#### INPUT DATA

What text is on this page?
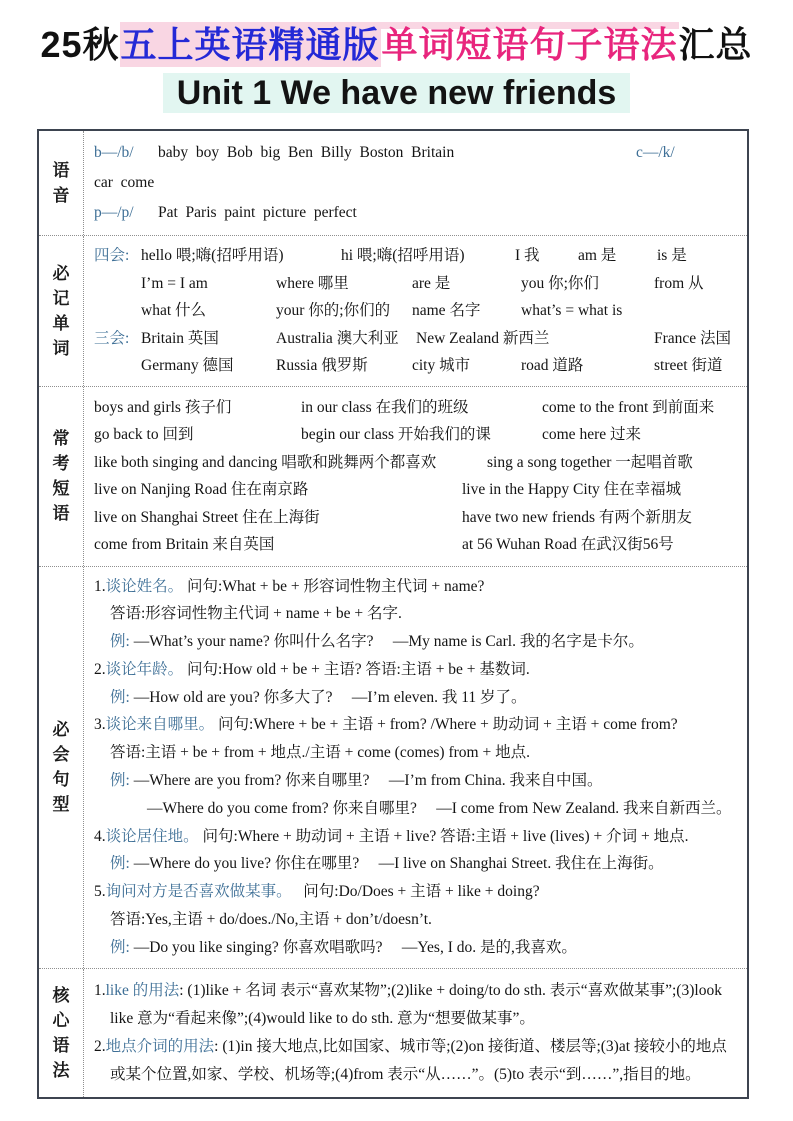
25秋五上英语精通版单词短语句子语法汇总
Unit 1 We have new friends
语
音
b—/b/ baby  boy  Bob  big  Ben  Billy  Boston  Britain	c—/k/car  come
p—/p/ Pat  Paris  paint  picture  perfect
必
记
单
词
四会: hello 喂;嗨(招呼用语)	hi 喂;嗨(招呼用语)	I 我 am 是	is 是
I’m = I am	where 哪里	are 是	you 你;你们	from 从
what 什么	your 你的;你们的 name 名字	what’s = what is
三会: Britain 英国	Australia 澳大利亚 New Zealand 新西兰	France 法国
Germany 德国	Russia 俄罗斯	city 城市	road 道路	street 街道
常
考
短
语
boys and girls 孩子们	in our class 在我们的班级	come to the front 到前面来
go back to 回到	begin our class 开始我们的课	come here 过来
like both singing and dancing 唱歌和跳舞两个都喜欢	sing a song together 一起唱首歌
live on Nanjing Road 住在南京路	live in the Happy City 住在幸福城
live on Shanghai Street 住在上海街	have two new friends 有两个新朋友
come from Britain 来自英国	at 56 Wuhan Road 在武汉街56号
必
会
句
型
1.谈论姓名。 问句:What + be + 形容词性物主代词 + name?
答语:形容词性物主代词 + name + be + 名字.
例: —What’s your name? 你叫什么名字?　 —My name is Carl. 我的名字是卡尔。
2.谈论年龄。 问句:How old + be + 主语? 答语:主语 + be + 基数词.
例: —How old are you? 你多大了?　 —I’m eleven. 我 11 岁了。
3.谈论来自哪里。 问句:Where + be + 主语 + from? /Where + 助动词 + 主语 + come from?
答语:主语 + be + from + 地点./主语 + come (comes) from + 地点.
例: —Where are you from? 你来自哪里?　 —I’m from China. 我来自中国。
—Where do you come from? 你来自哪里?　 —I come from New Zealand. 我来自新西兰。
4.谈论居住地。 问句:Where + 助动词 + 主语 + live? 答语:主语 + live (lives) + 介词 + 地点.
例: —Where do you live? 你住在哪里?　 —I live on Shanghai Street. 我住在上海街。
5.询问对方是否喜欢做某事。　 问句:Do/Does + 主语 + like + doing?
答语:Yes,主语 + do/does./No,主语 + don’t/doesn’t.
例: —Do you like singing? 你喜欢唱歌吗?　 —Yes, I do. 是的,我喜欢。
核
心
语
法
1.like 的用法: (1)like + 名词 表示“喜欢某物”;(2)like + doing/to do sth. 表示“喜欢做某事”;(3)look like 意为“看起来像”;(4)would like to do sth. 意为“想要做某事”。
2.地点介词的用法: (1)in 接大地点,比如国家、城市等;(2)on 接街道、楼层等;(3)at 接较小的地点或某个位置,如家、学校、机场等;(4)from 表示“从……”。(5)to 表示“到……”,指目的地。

#### YOUR GOAL
All of the material above should be reproduced exactly, except the pictures.

#### COMPLETED EXERCISE
What text is on this page?
25秋五上英语精通版单词短语句子语法汇总
Unit 1 We have new friends
语
音
b—/b/ baby  boy  Bob  big  Ben  Billy  Boston  Britain	c—/k/car  come
p—/p/ Pat  Paris  paint  picture  perfect
必
记
单
词
四会: hello 喂;嗨(招呼用语)	hi 喂;嗨(招呼用语)	I 我 am 是	is 是
I’m = I am	where 哪里	are 是	you 你;你们	from 从
what 什么	your 你的;你们的 name 名字	what’s = what is
三会: Britain 英国	Australia 澳大利亚 New Zealand 新西兰	France 法国
Germany 德国	Russia 俄罗斯	city 城市	road 道路	street 街道
常
考
短
语
boys and girls 孩子们	in our class 在我们的班级	come to the front 到前面来
go back to 回到	begin our class 开始我们的课	come here 过来
like both singing and dancing 唱歌和跳舞两个都喜欢	sing a song together 一起唱首歌
live on Nanjing Road 住在南京路	live in the Happy City 住在幸福城
live on Shanghai Street 住在上海街	have two new friends 有两个新朋友
come from Britain 来自英国	at 56 Wuhan Road 在武汉街56号
必
会
句
型
1.谈论姓名。 问句:What + be + 形容词性物主代词 + name?
答语:形容词性物主代词 + name + be + 名字.
例: —What’s your name? 你叫什么名字?　 —My name is Carl. 我的名字是卡尔。
2.谈论年龄。 问句:How old + be + 主语? 答语:主语 + be + 基数词.
例: —How old are you? 你多大了?　 —I’m eleven. 我 11 岁了。
3.谈论来自哪里。 问句:Where + be + 主语 + from? /Where + 助动词 + 主语 + come from?
答语:主语 + be + from + 地点./主语 + come (comes) from + 地点.
例: —Where are you from? 你来自哪里?　 —I’m from China. 我来自中国。
—Where do you come from? 你来自哪里?　 —I come from New Zealand. 我来自新西兰。
4.谈论居住地。 问句:Where + 助动词 + 主语 + live? 答语:主语 + live (lives) + 介词 + 地点.
例: —Where do you live? 你住在哪里?　 —I live on Shanghai Street. 我住在上海街。
5.询问对方是否喜欢做某事。　 问句:Do/Does + 主语 + like + doing?
答语:Yes,主语 + do/does./No,主语 + don’t/doesn’t.
例: —Do you like singing? 你喜欢唱歌吗?　 —Yes, I do. 是的,我喜欢。
核
心
语
法
1.like 的用法: (1)like + 名词 表示“喜欢某物”;(2)like + doing/to do sth. 表示“喜欢做某事”;(3)look like 意为“看起来像”;(4)would like to do sth. 意为“想要做某事”。
2.地点介词的用法: (1)in 接大地点,比如国家、城市等;(2)on 接街道、楼层等;(3)at 接较小的地点或某个位置,如家、学校、机场等;(4)from 表示“从……”。(5)to 表示“到……”,指目的地。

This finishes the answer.